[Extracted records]

'''

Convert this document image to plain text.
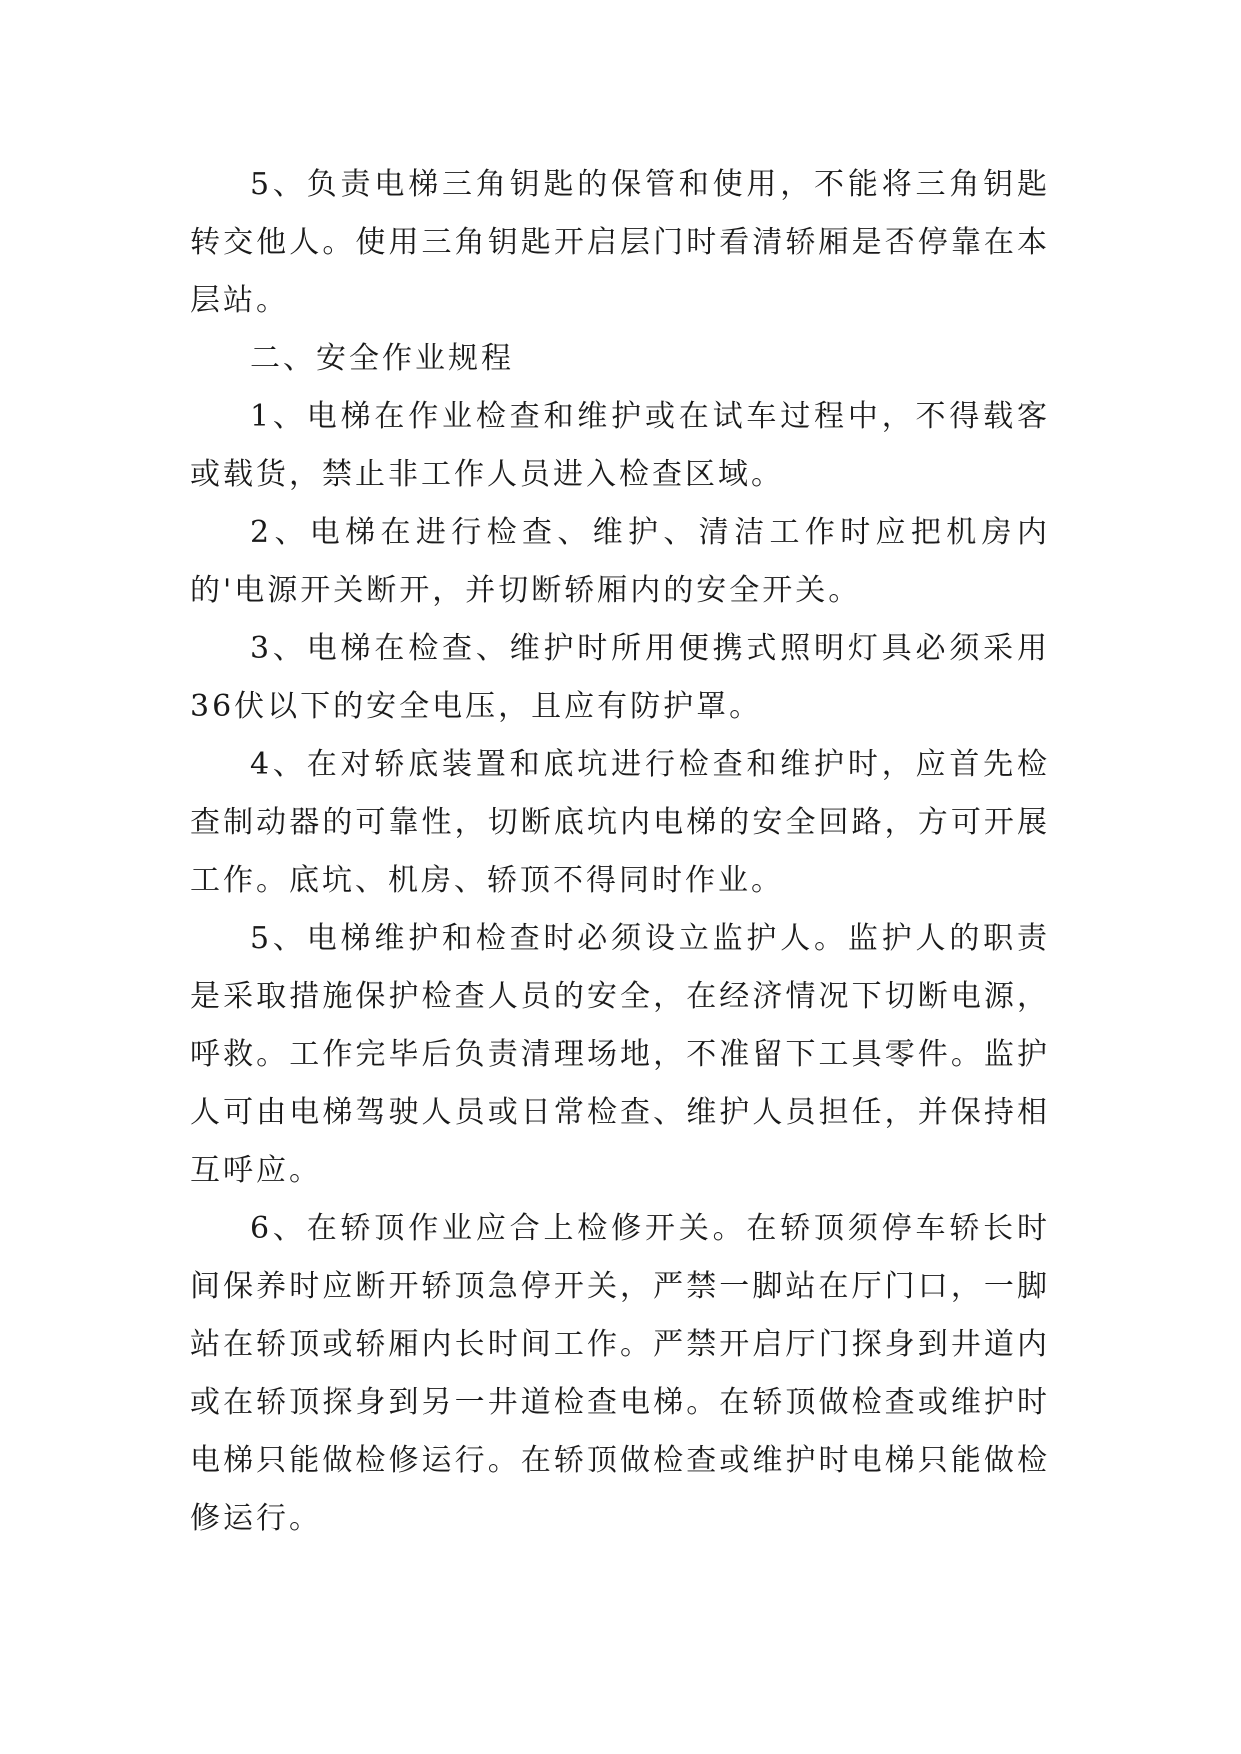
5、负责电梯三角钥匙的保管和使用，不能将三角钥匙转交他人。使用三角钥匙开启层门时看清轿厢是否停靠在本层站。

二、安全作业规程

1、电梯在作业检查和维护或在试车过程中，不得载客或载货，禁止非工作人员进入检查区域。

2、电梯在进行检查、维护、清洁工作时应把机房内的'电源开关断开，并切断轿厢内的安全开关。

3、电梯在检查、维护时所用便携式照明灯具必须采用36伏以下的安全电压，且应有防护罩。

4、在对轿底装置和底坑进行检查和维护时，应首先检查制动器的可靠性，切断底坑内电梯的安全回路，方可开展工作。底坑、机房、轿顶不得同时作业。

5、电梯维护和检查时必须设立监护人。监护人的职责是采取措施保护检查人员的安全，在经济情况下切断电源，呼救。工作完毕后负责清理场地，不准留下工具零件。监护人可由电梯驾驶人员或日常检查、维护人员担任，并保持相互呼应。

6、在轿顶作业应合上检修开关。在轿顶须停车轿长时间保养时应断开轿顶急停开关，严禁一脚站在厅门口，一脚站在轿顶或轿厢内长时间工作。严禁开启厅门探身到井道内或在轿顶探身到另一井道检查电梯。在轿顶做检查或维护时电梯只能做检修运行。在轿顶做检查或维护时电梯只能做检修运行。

'''
'''

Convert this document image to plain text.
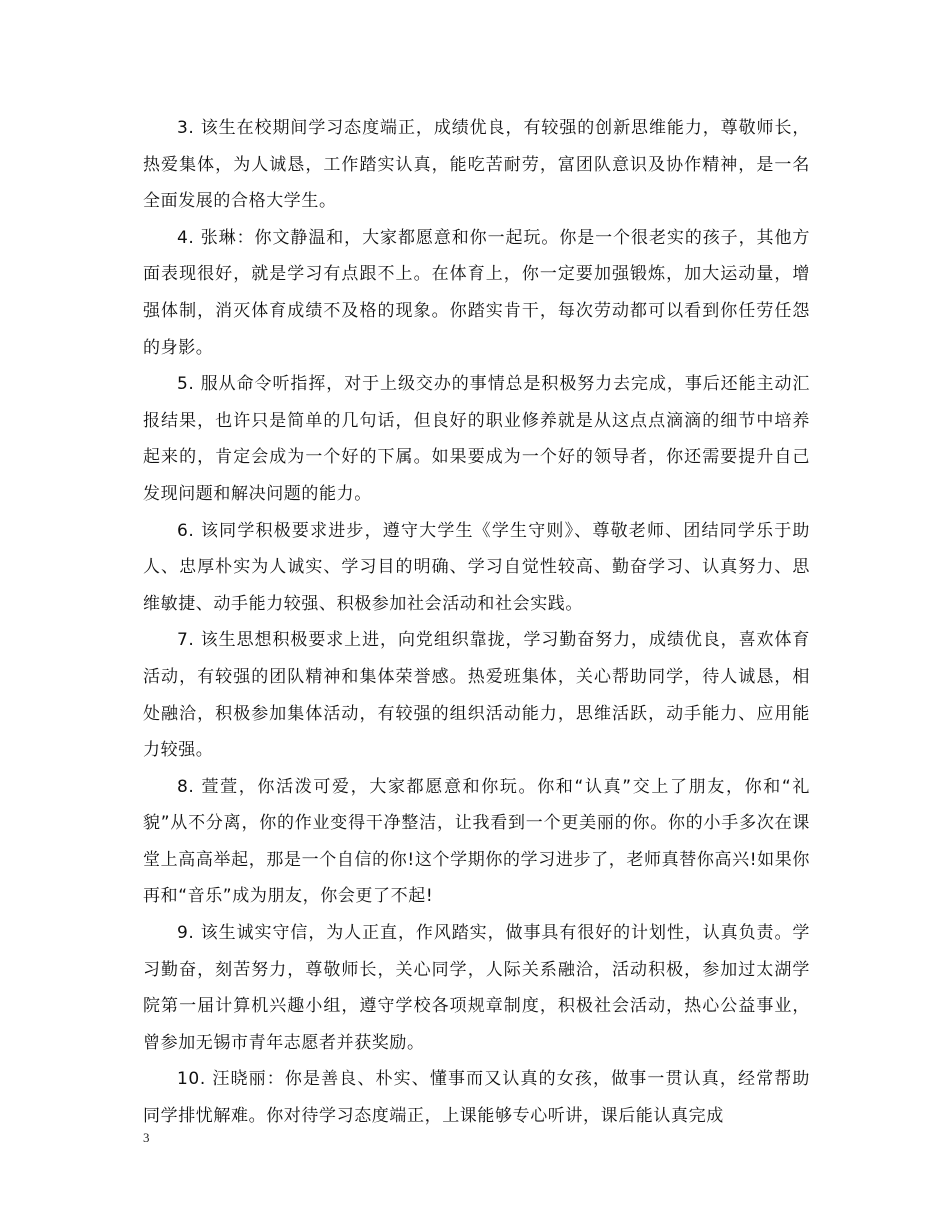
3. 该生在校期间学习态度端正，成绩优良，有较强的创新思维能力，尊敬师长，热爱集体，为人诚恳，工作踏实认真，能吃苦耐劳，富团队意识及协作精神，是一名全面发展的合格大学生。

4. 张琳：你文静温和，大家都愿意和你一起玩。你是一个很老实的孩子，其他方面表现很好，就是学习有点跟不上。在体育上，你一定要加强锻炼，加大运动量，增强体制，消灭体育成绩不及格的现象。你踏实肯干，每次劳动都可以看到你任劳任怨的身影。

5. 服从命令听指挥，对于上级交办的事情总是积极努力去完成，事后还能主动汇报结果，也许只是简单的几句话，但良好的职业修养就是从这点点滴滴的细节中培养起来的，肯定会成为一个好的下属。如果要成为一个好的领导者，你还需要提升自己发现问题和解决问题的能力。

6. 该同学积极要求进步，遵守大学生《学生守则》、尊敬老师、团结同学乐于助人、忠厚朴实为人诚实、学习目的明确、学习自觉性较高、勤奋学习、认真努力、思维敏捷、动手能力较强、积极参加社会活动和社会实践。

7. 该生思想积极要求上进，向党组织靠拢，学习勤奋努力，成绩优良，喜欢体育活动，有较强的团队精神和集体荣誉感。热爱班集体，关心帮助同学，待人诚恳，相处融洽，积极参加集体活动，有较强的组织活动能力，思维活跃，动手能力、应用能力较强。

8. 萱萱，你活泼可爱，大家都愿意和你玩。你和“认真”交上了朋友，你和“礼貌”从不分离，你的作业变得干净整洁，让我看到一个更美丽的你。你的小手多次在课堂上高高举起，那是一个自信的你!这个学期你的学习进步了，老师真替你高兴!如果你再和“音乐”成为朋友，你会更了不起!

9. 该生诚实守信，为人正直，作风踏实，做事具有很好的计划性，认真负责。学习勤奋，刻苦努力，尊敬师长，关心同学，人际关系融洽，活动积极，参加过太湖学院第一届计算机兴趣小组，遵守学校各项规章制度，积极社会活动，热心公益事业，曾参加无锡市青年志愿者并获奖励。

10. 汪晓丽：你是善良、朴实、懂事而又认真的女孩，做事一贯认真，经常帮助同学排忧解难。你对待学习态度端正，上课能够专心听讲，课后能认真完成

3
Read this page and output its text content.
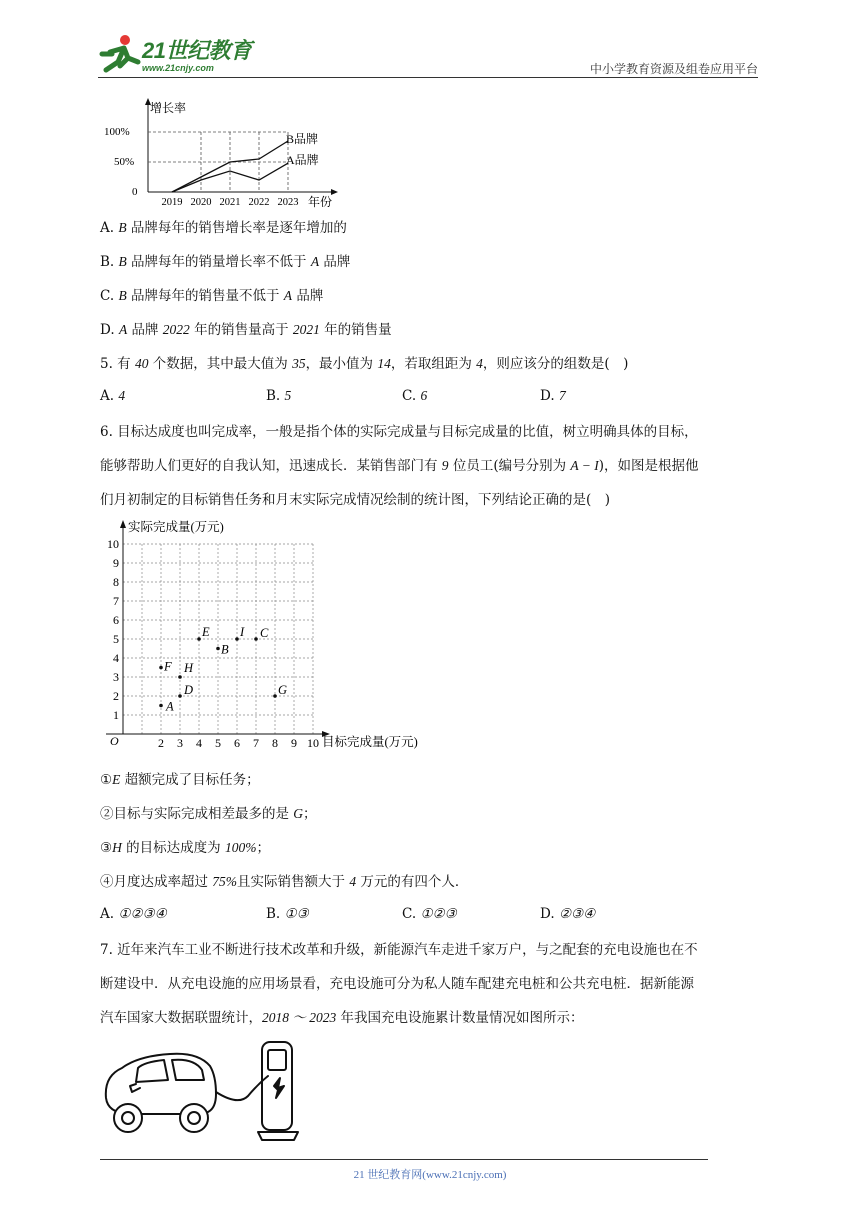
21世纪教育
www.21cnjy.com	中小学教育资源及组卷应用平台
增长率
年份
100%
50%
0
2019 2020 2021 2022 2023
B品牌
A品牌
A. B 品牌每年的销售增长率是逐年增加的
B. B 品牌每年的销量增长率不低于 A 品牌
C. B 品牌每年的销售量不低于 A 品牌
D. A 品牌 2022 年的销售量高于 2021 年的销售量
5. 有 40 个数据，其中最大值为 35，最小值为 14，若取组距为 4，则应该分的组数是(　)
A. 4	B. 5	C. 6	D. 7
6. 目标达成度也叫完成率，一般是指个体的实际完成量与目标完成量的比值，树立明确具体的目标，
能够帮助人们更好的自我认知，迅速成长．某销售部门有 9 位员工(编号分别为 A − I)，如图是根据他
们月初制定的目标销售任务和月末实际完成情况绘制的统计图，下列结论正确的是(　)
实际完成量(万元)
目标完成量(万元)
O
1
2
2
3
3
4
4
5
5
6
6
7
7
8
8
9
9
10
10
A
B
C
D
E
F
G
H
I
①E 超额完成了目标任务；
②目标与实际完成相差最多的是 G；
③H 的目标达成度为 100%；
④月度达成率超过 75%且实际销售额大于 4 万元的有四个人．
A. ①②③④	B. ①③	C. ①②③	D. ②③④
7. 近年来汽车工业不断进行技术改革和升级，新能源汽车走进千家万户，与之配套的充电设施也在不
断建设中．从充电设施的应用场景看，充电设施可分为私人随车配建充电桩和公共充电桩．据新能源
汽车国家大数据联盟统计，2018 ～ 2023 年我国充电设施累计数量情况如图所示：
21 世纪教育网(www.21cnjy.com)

'''

**TASK PROMPT:** Find the word "尊敬师长" in the records and pull out each line that has it.

**FINAL RESULT:**
3. 该生在校期间学习态度端正，成绩优良，有较强的创新思维能力，尊敬师长，热爱集体，为人诚恳，工作踏实认真，能吃苦耐劳，富团队意识及协作精神，是一名全面发展的合格大学生。
9. 该生诚实守信，为人正直，作风踏实，做事具有很好的计划性，认真负责。学习勤奋，刻苦努力，尊敬师长，关心同学，人际关系融洽，活动积极，参加过太湖学院第一届计算机兴趣小组，遵守学校各项规章制度，积极社会活动，热心公益事业，曾参加无锡市青年志愿者并获奖励。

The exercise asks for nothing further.